▶ Task requirements:
All lines in the data bearing the string "Town" should be identified and copied.

-- Records shown start --

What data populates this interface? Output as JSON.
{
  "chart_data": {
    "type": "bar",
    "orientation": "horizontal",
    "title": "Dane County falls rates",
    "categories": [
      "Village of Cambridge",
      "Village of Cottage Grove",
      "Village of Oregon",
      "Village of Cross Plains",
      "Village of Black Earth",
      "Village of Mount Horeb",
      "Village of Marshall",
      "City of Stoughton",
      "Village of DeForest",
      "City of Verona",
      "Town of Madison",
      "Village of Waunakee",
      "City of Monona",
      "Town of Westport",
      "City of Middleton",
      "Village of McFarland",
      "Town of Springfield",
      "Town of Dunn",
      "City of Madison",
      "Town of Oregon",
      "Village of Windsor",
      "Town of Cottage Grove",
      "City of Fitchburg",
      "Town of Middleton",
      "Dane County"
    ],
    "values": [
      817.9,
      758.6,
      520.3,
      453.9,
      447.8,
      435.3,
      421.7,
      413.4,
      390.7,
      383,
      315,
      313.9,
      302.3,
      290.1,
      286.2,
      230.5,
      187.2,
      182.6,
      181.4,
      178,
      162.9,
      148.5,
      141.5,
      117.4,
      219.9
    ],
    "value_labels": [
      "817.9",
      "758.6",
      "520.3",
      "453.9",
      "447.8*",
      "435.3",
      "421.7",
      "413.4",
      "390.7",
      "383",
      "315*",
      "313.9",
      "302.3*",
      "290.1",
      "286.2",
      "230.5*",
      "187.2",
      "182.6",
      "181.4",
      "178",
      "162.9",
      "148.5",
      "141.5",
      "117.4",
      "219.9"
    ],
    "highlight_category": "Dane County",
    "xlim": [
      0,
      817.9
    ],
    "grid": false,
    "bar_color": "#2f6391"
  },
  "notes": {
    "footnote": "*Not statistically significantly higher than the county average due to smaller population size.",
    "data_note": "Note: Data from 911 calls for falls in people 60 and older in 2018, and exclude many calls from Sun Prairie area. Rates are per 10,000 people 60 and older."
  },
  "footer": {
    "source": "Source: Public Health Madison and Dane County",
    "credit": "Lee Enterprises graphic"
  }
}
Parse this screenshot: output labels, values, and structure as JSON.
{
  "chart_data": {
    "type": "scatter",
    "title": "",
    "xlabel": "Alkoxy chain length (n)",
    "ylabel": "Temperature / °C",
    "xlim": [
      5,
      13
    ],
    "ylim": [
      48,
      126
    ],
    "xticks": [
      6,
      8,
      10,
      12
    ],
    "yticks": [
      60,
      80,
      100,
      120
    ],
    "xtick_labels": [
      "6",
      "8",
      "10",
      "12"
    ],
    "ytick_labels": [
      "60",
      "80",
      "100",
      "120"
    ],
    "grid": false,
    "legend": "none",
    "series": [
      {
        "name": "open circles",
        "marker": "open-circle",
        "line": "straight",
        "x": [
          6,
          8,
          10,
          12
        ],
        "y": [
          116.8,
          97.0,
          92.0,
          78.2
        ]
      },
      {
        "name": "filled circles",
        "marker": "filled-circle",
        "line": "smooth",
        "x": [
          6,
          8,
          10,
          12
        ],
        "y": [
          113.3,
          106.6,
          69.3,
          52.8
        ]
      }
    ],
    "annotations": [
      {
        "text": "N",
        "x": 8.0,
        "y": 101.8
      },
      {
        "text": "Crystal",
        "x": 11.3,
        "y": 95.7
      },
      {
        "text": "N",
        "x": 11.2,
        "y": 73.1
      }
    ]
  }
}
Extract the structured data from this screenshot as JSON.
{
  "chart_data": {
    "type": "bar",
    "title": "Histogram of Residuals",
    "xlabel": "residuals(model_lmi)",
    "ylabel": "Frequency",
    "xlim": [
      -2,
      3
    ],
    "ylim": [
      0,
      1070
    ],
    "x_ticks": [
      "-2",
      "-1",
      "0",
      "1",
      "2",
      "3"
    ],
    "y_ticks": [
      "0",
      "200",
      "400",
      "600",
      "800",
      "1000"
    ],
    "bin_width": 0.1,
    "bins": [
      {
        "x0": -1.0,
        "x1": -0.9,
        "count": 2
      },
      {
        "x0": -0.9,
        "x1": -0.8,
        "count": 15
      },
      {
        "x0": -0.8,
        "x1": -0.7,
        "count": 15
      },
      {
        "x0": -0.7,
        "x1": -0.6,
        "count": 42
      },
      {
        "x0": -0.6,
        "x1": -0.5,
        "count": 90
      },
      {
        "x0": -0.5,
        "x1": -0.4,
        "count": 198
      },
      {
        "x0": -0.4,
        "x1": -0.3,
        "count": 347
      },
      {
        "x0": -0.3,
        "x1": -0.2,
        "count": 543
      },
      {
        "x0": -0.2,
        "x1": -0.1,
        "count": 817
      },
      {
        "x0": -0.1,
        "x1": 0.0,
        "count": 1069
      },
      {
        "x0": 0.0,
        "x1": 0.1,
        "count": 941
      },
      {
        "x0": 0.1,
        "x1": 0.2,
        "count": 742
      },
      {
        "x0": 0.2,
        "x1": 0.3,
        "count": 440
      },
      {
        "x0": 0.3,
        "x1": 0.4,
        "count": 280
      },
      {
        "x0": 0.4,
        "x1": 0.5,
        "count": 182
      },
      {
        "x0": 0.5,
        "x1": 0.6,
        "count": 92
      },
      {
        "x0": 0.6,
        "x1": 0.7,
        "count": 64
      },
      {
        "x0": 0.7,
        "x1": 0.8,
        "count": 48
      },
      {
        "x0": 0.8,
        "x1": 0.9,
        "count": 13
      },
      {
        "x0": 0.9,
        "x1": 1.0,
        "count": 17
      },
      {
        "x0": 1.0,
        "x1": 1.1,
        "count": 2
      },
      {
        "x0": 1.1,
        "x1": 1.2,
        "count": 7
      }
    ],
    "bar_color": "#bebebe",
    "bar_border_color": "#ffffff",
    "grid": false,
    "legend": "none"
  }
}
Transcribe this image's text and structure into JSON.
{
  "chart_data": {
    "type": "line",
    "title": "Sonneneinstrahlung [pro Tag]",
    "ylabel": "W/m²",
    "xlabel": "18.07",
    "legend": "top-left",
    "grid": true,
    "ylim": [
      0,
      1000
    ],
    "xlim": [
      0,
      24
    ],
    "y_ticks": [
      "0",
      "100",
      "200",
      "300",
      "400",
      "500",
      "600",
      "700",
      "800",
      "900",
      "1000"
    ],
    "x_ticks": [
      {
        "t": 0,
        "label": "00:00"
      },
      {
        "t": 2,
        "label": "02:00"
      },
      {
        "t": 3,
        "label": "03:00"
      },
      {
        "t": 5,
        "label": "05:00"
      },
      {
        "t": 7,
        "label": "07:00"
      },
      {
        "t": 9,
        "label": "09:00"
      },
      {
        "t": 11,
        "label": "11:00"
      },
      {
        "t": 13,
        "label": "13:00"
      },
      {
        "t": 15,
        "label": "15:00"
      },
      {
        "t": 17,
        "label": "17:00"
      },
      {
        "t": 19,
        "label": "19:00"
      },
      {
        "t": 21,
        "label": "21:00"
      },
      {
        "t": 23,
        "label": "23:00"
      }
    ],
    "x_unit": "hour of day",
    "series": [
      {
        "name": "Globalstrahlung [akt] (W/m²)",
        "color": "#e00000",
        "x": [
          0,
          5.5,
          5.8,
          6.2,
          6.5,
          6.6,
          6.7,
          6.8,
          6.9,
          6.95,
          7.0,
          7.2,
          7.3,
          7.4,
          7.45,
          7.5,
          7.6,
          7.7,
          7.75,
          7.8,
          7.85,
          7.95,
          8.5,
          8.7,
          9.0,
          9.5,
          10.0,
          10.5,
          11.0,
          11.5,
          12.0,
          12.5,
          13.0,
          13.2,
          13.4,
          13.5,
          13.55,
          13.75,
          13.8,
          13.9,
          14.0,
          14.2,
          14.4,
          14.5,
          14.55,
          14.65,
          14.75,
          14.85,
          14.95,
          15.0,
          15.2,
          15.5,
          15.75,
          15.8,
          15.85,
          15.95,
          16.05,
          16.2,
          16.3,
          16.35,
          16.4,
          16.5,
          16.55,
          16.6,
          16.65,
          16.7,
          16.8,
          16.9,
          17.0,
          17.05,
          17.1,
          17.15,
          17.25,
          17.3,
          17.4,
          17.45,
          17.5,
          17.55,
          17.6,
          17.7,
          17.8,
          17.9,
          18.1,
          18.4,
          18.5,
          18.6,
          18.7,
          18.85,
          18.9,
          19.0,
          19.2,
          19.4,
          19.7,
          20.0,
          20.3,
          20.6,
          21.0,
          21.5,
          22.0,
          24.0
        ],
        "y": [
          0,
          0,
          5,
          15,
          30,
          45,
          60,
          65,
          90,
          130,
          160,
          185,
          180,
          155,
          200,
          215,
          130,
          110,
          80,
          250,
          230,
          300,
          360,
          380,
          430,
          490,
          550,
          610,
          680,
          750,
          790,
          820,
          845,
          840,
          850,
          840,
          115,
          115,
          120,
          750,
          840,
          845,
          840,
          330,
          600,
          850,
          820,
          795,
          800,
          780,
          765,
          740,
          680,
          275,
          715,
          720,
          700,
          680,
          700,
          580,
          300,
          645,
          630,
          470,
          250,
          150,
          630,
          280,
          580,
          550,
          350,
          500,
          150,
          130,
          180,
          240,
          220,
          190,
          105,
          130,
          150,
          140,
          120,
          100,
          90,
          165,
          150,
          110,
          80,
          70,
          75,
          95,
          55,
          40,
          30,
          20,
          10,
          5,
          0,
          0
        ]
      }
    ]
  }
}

-- Records shown end --

▶ Answer to the problem:
      "Town of Madison",
      "Town of Westport",
      "Town of Springfield",
      "Town of Dunn",
      "Town of Oregon",
      "Town of Cottage Grove",
      "Town of Middleton",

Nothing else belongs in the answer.